> [Exercise directions] Find the lines of data that contain the string "this", then list them.

-----

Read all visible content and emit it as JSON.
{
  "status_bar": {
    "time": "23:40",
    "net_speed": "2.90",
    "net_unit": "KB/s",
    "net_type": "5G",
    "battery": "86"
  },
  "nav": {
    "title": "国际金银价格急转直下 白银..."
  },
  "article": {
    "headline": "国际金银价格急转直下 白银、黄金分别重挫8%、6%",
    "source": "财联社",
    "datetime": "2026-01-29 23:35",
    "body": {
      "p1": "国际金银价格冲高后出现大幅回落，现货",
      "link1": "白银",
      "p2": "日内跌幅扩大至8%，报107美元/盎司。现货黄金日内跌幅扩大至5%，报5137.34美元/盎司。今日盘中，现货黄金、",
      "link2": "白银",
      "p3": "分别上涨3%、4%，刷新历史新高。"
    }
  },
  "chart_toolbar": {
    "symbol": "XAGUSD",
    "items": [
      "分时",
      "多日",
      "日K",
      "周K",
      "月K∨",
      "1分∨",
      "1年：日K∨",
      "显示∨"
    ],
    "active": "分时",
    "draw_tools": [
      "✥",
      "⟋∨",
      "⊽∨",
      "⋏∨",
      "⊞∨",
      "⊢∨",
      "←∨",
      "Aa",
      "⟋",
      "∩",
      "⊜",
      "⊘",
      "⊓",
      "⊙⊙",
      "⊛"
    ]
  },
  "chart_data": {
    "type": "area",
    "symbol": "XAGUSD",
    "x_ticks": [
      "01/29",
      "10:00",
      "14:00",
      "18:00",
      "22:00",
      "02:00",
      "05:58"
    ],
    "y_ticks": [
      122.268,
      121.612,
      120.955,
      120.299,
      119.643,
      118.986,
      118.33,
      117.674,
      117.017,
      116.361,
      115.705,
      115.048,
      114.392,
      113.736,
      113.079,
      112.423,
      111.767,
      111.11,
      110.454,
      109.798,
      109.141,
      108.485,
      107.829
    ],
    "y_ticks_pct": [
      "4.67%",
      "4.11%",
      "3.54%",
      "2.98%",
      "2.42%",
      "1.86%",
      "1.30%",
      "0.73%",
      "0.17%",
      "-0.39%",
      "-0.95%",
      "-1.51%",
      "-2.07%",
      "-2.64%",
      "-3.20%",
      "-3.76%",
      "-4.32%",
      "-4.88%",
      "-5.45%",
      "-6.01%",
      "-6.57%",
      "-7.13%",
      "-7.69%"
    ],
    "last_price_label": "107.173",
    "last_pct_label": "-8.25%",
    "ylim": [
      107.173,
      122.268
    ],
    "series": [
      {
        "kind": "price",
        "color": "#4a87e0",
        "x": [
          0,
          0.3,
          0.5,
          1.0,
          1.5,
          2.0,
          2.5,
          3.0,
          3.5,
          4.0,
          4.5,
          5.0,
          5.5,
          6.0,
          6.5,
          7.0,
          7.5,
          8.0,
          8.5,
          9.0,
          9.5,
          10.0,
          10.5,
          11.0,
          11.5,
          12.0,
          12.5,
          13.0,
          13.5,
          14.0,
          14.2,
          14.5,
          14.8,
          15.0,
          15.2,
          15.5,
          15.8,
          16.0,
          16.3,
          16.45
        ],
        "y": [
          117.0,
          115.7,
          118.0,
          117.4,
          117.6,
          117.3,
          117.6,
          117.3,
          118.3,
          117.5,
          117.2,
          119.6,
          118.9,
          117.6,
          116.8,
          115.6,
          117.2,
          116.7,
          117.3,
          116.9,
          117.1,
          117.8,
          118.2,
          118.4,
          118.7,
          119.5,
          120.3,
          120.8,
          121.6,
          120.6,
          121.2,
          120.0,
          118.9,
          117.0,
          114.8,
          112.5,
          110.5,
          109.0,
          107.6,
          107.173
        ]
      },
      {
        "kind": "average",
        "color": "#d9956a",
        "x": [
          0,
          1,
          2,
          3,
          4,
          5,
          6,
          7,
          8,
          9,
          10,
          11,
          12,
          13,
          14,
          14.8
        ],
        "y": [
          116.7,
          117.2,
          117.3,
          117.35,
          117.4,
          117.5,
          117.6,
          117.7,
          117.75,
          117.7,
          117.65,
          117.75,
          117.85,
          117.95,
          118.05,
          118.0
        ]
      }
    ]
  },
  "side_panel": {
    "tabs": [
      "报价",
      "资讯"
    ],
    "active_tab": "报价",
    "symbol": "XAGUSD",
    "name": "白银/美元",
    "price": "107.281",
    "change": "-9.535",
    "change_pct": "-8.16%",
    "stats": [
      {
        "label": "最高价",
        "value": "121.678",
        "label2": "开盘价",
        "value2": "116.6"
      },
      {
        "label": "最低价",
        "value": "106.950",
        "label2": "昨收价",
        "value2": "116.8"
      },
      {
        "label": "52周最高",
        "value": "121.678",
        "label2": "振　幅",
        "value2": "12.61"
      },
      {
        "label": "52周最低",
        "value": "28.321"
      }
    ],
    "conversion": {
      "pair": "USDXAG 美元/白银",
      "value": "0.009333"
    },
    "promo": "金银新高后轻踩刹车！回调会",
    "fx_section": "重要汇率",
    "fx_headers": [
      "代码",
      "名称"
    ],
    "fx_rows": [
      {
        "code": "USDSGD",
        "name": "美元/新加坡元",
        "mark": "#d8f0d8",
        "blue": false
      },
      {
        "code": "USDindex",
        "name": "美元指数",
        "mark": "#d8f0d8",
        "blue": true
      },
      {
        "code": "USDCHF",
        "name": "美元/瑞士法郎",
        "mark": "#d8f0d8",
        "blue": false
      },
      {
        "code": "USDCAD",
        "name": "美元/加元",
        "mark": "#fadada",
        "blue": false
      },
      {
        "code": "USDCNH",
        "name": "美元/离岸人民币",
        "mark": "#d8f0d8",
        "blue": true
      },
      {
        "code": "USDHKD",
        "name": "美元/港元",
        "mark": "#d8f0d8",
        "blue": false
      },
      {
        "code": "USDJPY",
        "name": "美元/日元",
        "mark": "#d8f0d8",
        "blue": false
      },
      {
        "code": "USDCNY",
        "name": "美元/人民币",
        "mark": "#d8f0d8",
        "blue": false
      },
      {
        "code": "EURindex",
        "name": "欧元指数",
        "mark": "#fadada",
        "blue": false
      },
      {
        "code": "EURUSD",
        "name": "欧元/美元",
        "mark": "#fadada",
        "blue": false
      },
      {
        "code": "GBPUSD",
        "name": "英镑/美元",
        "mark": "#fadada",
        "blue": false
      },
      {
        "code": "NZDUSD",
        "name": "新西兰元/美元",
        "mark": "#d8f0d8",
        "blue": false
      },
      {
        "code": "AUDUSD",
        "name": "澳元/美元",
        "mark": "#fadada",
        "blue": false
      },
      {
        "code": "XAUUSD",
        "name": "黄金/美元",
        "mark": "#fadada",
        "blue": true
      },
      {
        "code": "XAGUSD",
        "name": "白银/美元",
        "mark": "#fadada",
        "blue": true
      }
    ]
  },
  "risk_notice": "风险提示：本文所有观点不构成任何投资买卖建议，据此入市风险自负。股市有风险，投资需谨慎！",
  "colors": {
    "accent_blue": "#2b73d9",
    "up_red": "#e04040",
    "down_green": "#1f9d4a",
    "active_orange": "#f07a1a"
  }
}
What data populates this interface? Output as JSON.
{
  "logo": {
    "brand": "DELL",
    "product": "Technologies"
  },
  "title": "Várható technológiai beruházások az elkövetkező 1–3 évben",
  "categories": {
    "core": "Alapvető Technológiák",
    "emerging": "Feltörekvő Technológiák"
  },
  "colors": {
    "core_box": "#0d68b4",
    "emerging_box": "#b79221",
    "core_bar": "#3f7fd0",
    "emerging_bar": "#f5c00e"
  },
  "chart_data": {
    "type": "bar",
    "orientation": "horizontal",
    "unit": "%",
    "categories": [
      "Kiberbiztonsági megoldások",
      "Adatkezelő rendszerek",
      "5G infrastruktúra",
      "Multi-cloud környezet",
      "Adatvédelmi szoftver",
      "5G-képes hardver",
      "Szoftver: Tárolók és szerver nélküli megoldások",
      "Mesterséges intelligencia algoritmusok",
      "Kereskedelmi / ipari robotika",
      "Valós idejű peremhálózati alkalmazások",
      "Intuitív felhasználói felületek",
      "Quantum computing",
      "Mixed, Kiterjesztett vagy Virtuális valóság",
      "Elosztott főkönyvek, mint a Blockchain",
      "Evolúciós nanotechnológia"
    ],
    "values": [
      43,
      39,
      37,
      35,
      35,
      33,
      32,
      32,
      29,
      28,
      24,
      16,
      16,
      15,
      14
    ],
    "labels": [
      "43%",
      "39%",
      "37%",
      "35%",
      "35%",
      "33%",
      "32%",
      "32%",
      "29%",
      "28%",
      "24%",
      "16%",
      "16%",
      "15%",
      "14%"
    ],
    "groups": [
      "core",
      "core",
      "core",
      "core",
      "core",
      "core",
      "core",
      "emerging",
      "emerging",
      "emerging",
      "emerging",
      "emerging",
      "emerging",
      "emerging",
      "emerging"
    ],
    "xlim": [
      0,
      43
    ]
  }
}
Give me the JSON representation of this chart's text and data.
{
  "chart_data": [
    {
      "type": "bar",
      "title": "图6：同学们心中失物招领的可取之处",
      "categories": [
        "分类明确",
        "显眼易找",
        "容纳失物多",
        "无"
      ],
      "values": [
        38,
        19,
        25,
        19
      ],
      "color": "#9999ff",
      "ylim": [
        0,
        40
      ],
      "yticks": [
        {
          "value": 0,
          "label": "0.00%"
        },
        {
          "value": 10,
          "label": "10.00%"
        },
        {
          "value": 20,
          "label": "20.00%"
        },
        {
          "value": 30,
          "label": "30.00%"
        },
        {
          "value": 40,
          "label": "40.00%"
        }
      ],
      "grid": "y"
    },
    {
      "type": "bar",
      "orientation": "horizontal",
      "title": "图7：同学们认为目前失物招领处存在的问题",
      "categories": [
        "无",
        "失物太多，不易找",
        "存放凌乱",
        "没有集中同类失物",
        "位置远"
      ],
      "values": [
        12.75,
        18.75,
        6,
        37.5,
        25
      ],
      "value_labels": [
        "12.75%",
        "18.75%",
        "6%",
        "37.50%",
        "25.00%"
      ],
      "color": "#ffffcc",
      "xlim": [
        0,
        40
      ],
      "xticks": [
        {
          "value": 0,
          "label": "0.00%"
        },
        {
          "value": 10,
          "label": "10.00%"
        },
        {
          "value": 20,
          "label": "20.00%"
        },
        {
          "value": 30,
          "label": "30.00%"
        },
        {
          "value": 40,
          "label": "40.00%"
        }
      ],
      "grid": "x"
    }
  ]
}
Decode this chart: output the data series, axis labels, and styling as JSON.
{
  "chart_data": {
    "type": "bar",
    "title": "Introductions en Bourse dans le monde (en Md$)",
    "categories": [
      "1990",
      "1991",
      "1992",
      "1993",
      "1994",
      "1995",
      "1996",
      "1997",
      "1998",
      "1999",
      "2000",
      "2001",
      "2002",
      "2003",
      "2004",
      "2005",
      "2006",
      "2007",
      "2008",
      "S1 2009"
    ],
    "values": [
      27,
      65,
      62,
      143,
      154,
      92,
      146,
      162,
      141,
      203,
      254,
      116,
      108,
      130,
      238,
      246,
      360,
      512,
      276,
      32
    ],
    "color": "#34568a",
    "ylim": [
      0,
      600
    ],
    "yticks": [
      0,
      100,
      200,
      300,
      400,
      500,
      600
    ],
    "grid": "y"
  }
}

-----

> [Correct result]
What data populates this interface? Output as JSON.
Give me the JSON representation of this chart's text and data.
Decode this chart: output the data series, axis labels, and styling as JSON.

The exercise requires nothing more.